▶ _Your task_
Repeat, exactly and in full, the lines of the listing below, but without any pictures.

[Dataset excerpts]
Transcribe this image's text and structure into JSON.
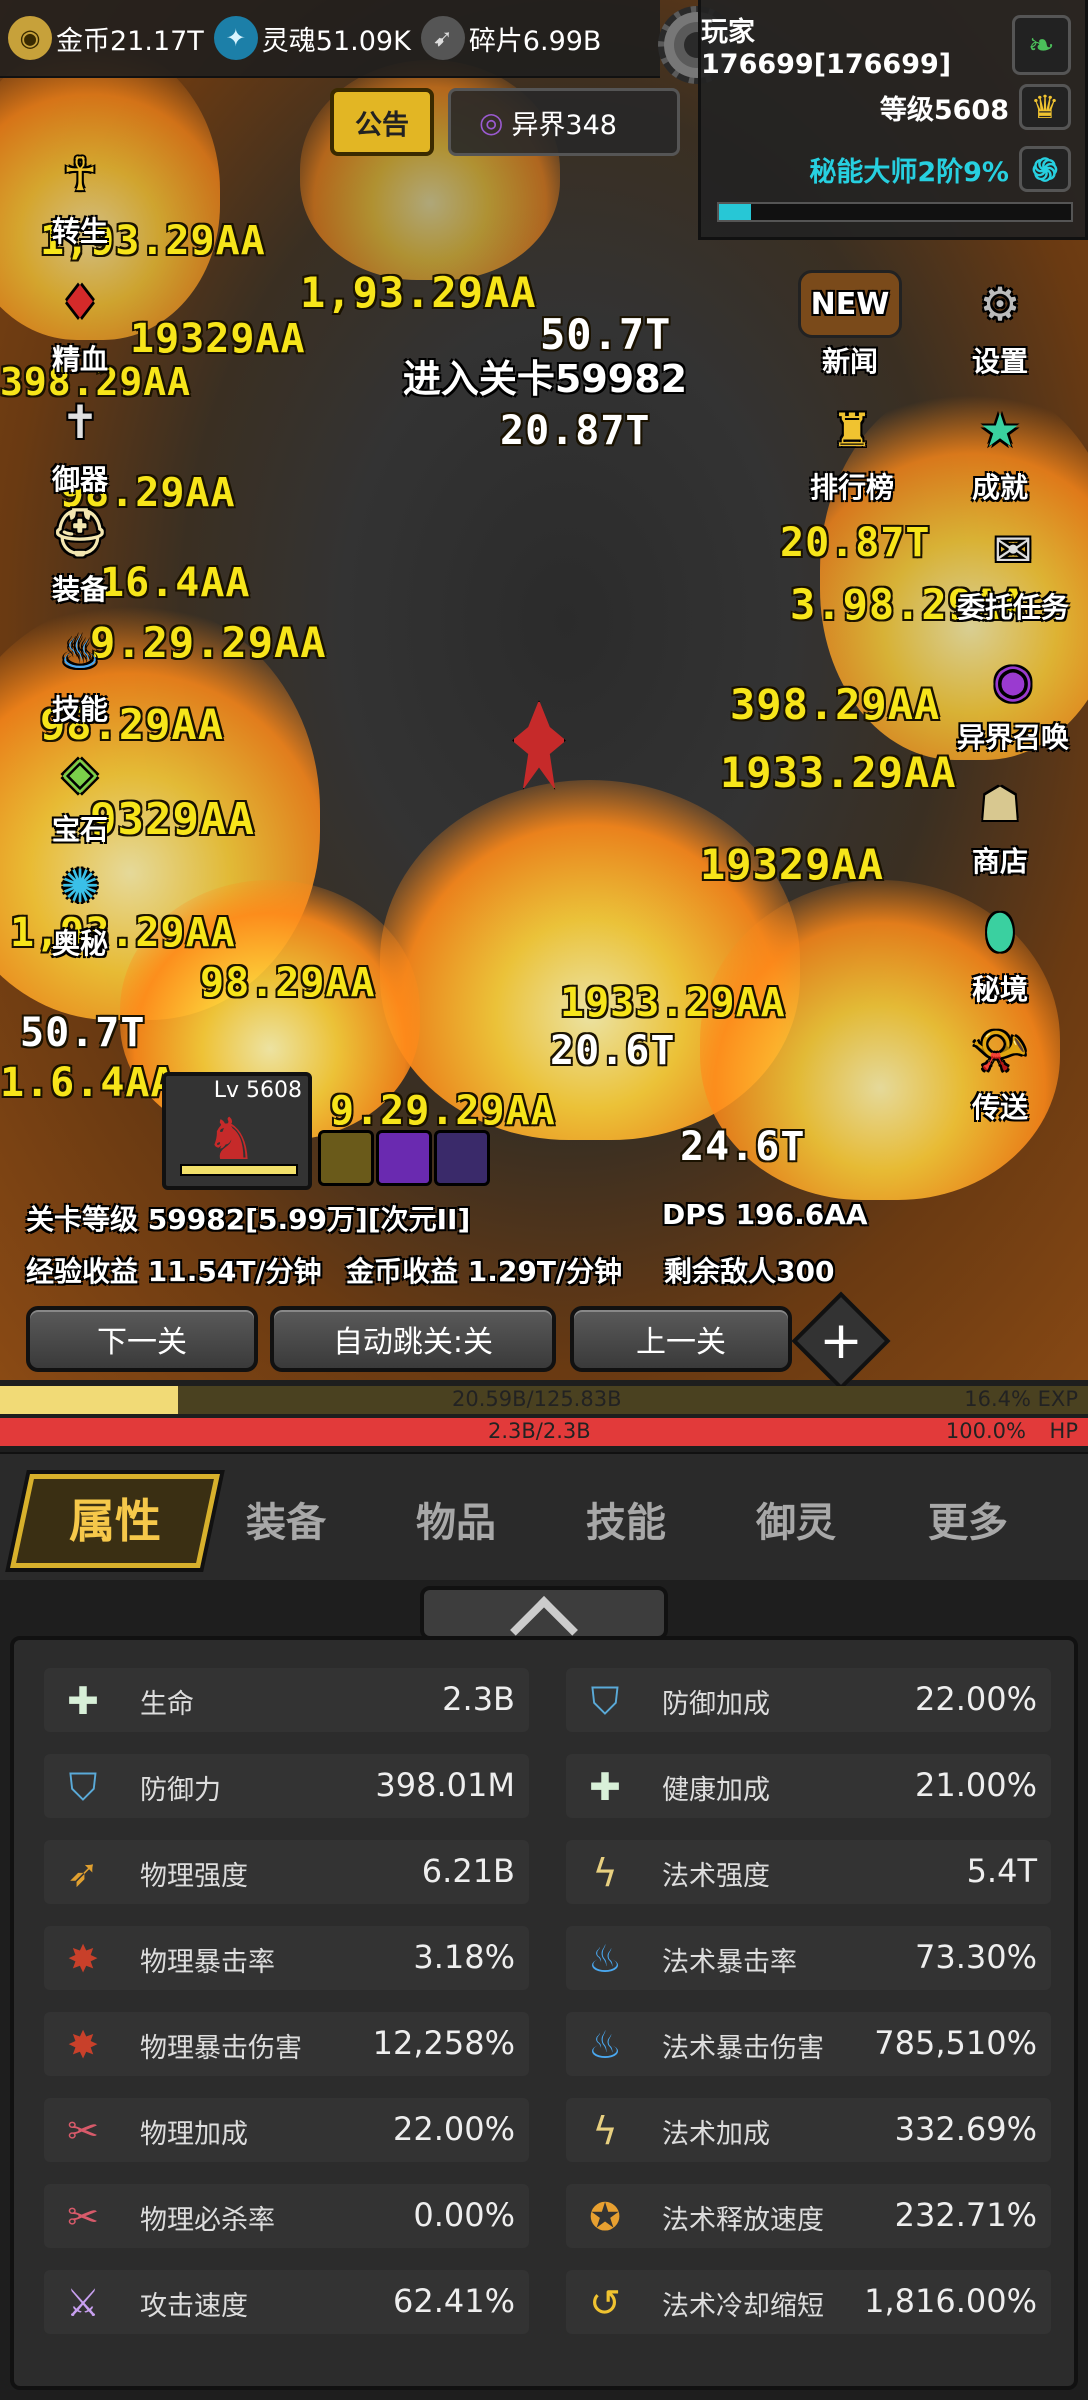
{
  "resources": [
    {
      "icon": "gold-coin-icon",
      "text": "金币21.17T"
    },
    {
      "icon": "soul-icon",
      "text": "灵魂51.09K"
    },
    {
      "icon": "shard-icon",
      "text": "碎片6.99B"
    }
  ],
  "player": {
    "name": "玩家176699[176699]",
    "level": "等级5608",
    "mastery": "秘能大师2阶9%",
    "mastery_progress": 0.09
  },
  "notice_label": "公告",
  "otherworld_label": "异界348",
  "left_menu": [
    "转生",
    "精血",
    "御器",
    "装备",
    "技能",
    "宝石",
    "奥秘"
  ],
  "right_menu": [
    "新闻",
    "设置",
    "排行榜",
    "成就",
    "委托任务",
    "异界召唤",
    "商店",
    "秘境",
    "传送"
  ],
  "news_badge": "NEW",
  "stage_banner": "进入关卡59982",
  "damage_numbers": [
    "1,93.29AA",
    "1,93.29AA",
    "50.7T",
    "20.87T",
    "20.87T",
    "398.29AA",
    "3.98.29AA",
    "16.4AA",
    "9.29.29AA",
    "98.29AA",
    "9329AA",
    "50.7T",
    "20.6T",
    "24.6T",
    "1933.29AA",
    "398.29AA",
    "19329AA",
    "1.6.4AA"
  ],
  "hero_card": {
    "level": "Lv 5608"
  },
  "info": {
    "stage_level": "关卡等级 59982[5.99万][次元II]",
    "dps": "DPS 196.6AA",
    "exp_rate": "经验收益 11.54T/分钟",
    "gold_rate": "金币收益 1.29T/分钟",
    "enemies_left": "剩余敌人300"
  },
  "buttons": {
    "next": "下一关",
    "auto": "自动跳关:关",
    "prev": "上一关",
    "plus": "+"
  },
  "exp_bar": {
    "value": "20.59B/125.83B",
    "percent": "16.4% EXP",
    "fraction": 0.164
  },
  "hp_bar": {
    "value": "2.3B/2.3B",
    "percent": "100.0%",
    "label": "HP",
    "fraction": 1.0
  },
  "tabs": [
    "属性",
    "装备",
    "物品",
    "技能",
    "御灵",
    "更多"
  ],
  "stats_left": [
    {
      "icon": "life-cross-icon",
      "name": "生命",
      "value": "2.3B"
    },
    {
      "icon": "shield-icon",
      "name": "防御力",
      "value": "398.01M"
    },
    {
      "icon": "sword-arrow-icon",
      "name": "物理强度",
      "value": "6.21B"
    },
    {
      "icon": "physical-crit-icon",
      "name": "物理暴击率",
      "value": "3.18%"
    },
    {
      "icon": "physical-crit-icon",
      "name": "物理暴击伤害",
      "value": "12,258%"
    },
    {
      "icon": "physical-bonus-icon",
      "name": "物理加成",
      "value": "22.00%"
    },
    {
      "icon": "physical-bonus-icon",
      "name": "物理必杀率",
      "value": "0.00%"
    },
    {
      "icon": "attack-speed-icon",
      "name": "攻击速度",
      "value": "62.41%"
    }
  ],
  "stats_right": [
    {
      "icon": "shield-icon",
      "name": "防御加成",
      "value": "22.00%"
    },
    {
      "icon": "life-cross-icon",
      "name": "健康加成",
      "value": "21.00%"
    },
    {
      "icon": "lightning-icon",
      "name": "法术强度",
      "value": "5.4T"
    },
    {
      "icon": "blue-flame-icon",
      "name": "法术暴击率",
      "value": "73.30%"
    },
    {
      "icon": "blue-flame-icon",
      "name": "法术暴击伤害",
      "value": "785,510%"
    },
    {
      "icon": "lightning-icon",
      "name": "法术加成",
      "value": "332.69%"
    },
    {
      "icon": "cast-speed-icon",
      "name": "法术释放速度",
      "value": "232.71%"
    },
    {
      "icon": "cooldown-icon",
      "name": "法术冷却缩短",
      "value": "1,816.00%"
    }
  ]
}
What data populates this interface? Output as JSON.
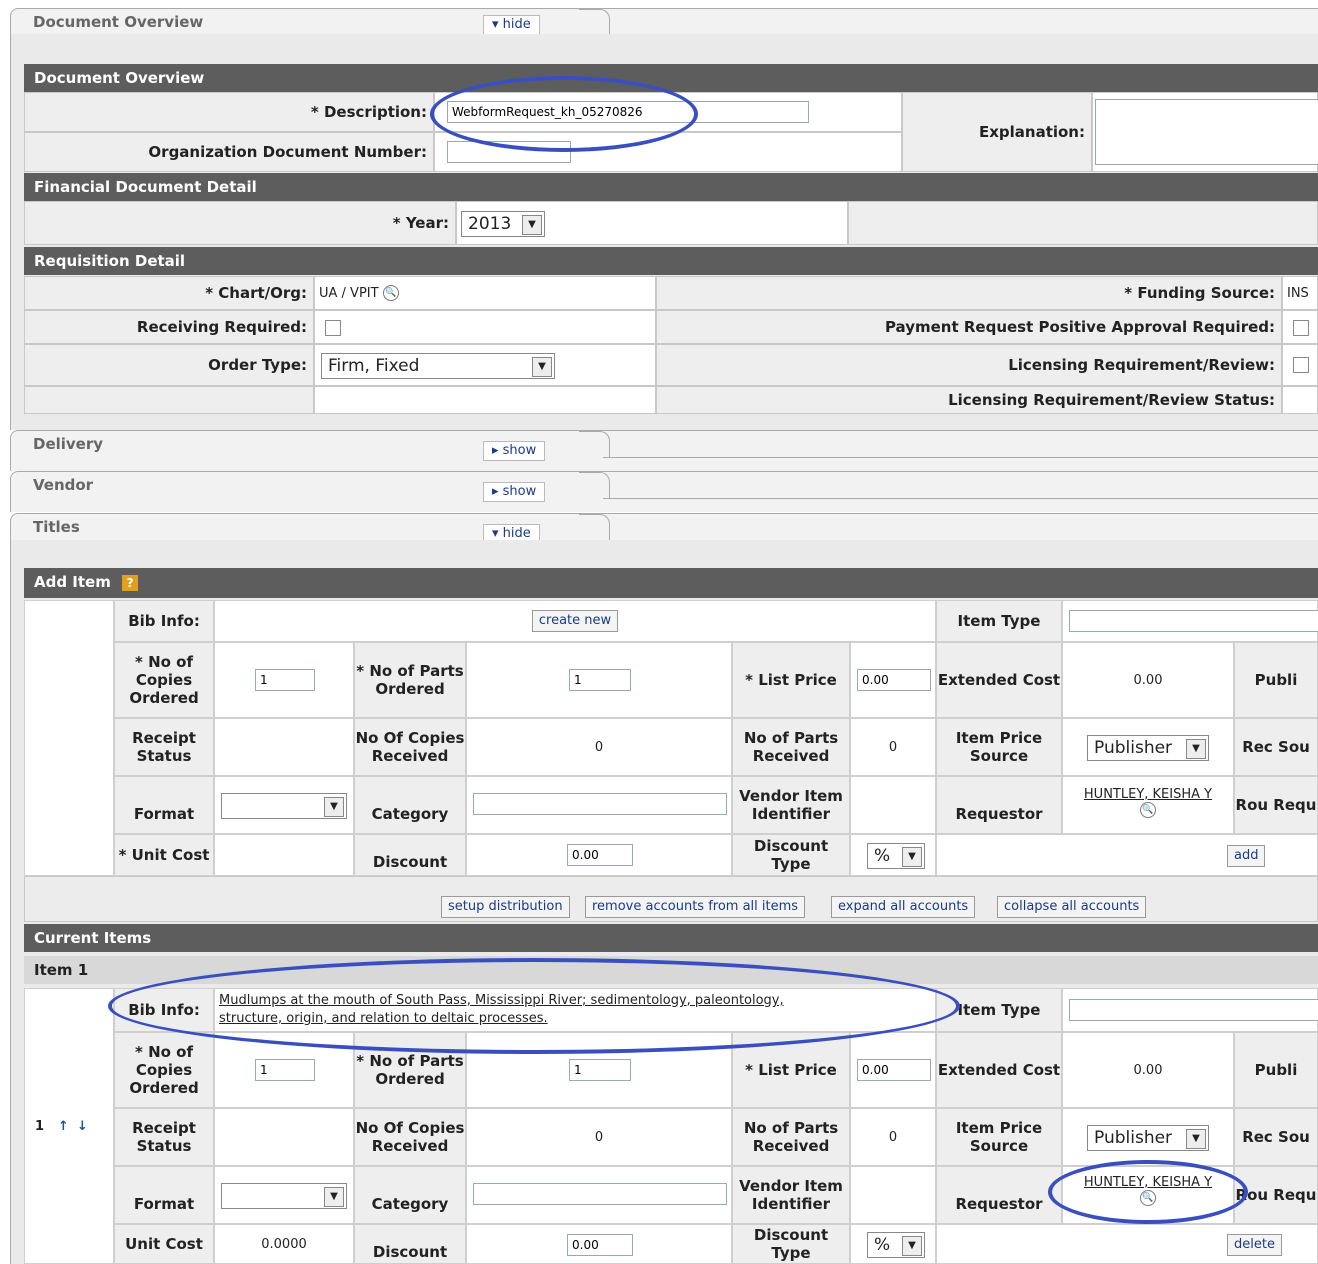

▶ _Solution to this exercise_
Transcribe this image's text and structure into JSON.
{
  "resources": [
    {
      "icon": "gold-coin-icon",
      "text": "金币21.17T"
    },
    {
      "icon": "soul-icon",
      "text": "灵魂51.09K"
    },
    {
      "icon": "shard-icon",
      "text": "碎片6.99B"
    }
  ],
  "player": {
    "name": "玩家176699[176699]",
    "level": "等级5608",
    "mastery": "秘能大师2阶9%",
    "mastery_progress": 0.09
  },
  "notice_label": "公告",
  "otherworld_label": "异界348",
  "left_menu": [
    "转生",
    "精血",
    "御器",
    "装备",
    "技能",
    "宝石",
    "奥秘"
  ],
  "right_menu": [
    "新闻",
    "设置",
    "排行榜",
    "成就",
    "委托任务",
    "异界召唤",
    "商店",
    "秘境",
    "传送"
  ],
  "news_badge": "NEW",
  "stage_banner": "进入关卡59982",
  "damage_numbers": [
    "1,93.29AA",
    "1,93.29AA",
    "50.7T",
    "20.87T",
    "20.87T",
    "398.29AA",
    "3.98.29AA",
    "16.4AA",
    "9.29.29AA",
    "98.29AA",
    "9329AA",
    "50.7T",
    "20.6T",
    "24.6T",
    "1933.29AA",
    "398.29AA",
    "19329AA",
    "1.6.4AA"
  ],
  "hero_card": {
    "level": "Lv 5608"
  },
  "info": {
    "stage_level": "关卡等级 59982[5.99万][次元II]",
    "dps": "DPS 196.6AA",
    "exp_rate": "经验收益 11.54T/分钟",
    "gold_rate": "金币收益 1.29T/分钟",
    "enemies_left": "剩余敌人300"
  },
  "buttons": {
    "next": "下一关",
    "auto": "自动跳关:关",
    "prev": "上一关",
    "plus": "+"
  },
  "exp_bar": {
    "value": "20.59B/125.83B",
    "percent": "16.4% EXP",
    "fraction": 0.164
  },
  "hp_bar": {
    "value": "2.3B/2.3B",
    "percent": "100.0%",
    "label": "HP",
    "fraction": 1.0
  },
  "tabs": [
    "属性",
    "装备",
    "物品",
    "技能",
    "御灵",
    "更多"
  ],
  "stats_left": [
    {
      "icon": "life-cross-icon",
      "name": "生命",
      "value": "2.3B"
    },
    {
      "icon": "shield-icon",
      "name": "防御力",
      "value": "398.01M"
    },
    {
      "icon": "sword-arrow-icon",
      "name": "物理强度",
      "value": "6.21B"
    },
    {
      "icon": "physical-crit-icon",
      "name": "物理暴击率",
      "value": "3.18%"
    },
    {
      "icon": "physical-crit-icon",
      "name": "物理暴击伤害",
      "value": "12,258%"
    },
    {
      "icon": "physical-bonus-icon",
      "name": "物理加成",
      "value": "22.00%"
    },
    {
      "icon": "physical-bonus-icon",
      "name": "物理必杀率",
      "value": "0.00%"
    },
    {
      "icon": "attack-speed-icon",
      "name": "攻击速度",
      "value": "62.41%"
    }
  ],
  "stats_right": [
    {
      "icon": "shield-icon",
      "name": "防御加成",
      "value": "22.00%"
    },
    {
      "icon": "life-cross-icon",
      "name": "健康加成",
      "value": "21.00%"
    },
    {
      "icon": "lightning-icon",
      "name": "法术强度",
      "value": "5.4T"
    },
    {
      "icon": "blue-flame-icon",
      "name": "法术暴击率",
      "value": "73.30%"
    },
    {
      "icon": "blue-flame-icon",
      "name": "法术暴击伤害",
      "value": "785,510%"
    },
    {
      "icon": "lightning-icon",
      "name": "法术加成",
      "value": "332.69%"
    },
    {
      "icon": "cast-speed-icon",
      "name": "法术释放速度",
      "value": "232.71%"
    },
    {
      "icon": "cooldown-icon",
      "name": "法术冷却缩短",
      "value": "1,816.00%"
    }
  ]
}
What data populates this interface? Output as JSON.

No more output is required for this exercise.